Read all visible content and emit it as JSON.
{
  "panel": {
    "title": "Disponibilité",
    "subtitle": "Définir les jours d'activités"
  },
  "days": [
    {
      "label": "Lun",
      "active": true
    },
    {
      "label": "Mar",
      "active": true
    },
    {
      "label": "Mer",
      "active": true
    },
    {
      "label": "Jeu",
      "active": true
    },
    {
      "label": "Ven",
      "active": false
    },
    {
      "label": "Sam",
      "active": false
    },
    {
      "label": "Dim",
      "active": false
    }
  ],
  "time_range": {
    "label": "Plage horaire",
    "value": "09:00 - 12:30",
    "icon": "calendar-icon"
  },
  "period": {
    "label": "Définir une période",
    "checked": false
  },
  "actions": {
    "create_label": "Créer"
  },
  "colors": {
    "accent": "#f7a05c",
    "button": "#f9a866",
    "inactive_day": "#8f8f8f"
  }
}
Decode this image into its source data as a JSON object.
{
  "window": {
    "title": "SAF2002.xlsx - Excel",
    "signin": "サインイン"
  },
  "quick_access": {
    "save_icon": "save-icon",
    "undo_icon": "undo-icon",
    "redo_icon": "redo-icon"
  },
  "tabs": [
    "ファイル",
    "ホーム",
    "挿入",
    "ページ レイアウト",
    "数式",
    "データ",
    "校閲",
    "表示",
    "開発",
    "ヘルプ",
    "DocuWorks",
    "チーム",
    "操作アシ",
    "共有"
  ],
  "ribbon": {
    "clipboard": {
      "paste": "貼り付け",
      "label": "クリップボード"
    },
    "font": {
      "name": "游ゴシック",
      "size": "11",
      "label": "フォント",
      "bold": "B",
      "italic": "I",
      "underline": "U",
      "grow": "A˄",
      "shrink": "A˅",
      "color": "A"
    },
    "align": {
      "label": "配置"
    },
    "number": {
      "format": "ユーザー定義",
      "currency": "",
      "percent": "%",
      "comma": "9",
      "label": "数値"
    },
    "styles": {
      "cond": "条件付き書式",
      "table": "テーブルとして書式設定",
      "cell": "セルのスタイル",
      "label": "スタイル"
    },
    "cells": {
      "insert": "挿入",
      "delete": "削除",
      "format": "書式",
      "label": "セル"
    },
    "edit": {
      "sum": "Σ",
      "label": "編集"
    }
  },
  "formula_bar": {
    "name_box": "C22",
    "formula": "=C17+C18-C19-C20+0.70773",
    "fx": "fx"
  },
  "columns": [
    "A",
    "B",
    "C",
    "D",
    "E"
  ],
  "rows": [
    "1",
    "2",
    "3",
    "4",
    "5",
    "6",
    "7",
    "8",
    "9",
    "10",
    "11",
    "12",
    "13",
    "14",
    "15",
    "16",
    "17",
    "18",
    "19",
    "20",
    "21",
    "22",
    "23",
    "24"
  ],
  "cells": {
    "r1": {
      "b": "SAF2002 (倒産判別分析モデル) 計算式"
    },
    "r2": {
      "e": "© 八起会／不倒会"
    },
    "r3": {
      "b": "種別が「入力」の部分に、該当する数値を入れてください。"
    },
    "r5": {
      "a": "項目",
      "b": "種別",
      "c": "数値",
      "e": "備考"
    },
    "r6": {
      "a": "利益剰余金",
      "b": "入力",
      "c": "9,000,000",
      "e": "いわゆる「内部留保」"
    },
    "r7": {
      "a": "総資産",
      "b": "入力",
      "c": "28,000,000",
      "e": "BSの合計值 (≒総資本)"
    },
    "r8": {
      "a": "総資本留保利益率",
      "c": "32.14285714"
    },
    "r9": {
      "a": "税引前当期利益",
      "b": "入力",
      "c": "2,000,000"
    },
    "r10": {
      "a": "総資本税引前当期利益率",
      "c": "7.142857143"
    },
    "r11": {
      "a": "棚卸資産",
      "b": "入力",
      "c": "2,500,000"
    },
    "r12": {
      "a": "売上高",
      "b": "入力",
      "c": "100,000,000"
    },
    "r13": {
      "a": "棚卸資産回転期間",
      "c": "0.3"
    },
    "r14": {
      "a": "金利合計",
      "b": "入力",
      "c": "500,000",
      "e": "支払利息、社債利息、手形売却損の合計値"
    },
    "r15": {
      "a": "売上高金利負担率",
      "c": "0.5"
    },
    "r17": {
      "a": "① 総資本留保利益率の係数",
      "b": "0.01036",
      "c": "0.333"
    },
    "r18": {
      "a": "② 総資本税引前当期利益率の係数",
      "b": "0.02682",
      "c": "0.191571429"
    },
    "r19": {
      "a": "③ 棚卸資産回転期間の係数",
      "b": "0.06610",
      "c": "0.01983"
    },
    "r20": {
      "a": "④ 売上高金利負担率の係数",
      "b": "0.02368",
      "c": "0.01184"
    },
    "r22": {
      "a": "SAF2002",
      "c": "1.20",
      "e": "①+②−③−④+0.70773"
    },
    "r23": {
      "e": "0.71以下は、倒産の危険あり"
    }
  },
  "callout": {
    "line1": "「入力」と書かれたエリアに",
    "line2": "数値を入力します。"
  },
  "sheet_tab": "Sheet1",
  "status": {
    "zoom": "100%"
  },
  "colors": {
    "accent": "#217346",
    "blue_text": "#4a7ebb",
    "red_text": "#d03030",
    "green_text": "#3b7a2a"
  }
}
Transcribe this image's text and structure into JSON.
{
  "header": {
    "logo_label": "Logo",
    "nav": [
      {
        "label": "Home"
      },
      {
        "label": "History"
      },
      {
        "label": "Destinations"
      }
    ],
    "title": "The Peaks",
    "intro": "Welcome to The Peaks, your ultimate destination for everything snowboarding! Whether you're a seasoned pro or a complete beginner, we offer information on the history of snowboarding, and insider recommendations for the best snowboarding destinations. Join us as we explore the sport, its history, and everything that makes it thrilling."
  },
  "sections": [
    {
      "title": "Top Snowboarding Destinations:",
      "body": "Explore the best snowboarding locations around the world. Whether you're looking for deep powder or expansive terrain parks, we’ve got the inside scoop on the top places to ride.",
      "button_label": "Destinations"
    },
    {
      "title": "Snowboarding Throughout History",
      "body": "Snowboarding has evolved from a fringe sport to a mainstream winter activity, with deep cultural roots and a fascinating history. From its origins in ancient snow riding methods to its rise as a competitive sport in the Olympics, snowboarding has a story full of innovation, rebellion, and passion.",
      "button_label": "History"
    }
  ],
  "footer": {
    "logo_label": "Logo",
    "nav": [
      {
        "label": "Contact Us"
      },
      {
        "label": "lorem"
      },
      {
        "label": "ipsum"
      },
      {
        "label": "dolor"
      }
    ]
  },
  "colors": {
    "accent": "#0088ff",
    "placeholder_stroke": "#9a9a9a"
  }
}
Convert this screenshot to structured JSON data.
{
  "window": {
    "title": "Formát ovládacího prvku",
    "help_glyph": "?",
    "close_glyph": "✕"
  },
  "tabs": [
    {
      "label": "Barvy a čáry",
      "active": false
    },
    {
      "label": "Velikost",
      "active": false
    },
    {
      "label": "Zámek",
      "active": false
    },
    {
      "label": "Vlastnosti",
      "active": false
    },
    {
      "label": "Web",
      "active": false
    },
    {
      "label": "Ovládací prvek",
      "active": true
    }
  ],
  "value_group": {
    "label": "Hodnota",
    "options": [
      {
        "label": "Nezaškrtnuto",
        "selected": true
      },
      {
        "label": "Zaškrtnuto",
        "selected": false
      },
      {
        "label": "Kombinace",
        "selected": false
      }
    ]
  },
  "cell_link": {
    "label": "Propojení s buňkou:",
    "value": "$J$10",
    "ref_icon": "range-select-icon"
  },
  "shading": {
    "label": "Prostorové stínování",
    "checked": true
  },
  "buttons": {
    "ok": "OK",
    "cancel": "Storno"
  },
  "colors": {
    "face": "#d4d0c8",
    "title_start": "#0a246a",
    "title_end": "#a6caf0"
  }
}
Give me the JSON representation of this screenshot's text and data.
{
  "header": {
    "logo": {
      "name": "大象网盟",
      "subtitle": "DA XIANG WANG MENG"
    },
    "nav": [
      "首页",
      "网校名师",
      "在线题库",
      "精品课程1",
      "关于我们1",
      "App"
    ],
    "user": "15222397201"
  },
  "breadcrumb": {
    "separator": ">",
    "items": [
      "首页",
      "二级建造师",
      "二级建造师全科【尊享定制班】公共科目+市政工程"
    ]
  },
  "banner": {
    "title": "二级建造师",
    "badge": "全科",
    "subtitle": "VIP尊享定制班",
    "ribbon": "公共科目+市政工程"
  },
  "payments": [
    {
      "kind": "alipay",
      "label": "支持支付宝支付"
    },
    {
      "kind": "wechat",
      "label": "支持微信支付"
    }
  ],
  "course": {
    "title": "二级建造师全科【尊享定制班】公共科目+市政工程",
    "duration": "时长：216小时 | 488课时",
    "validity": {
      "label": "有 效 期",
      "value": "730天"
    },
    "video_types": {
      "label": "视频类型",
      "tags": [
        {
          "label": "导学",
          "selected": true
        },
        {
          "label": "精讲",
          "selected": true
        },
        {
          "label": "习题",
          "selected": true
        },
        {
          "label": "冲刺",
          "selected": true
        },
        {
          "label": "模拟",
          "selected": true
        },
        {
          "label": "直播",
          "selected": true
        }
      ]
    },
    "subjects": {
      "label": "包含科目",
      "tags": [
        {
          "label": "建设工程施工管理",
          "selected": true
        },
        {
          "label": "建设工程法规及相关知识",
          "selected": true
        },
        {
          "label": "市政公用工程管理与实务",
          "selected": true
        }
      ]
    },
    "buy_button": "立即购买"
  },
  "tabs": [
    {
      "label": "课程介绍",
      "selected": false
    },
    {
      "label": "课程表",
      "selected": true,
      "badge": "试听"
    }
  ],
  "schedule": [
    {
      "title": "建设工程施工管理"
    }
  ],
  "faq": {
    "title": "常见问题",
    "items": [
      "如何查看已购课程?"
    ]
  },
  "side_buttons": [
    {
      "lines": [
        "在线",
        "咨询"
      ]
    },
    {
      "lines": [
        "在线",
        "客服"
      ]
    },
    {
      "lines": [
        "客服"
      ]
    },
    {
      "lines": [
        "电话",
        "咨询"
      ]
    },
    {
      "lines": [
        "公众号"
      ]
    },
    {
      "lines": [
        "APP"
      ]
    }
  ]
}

## Exercise description
Lines holding the word "data" should be counted across the entries; state only how many there are.

## Output for this task
3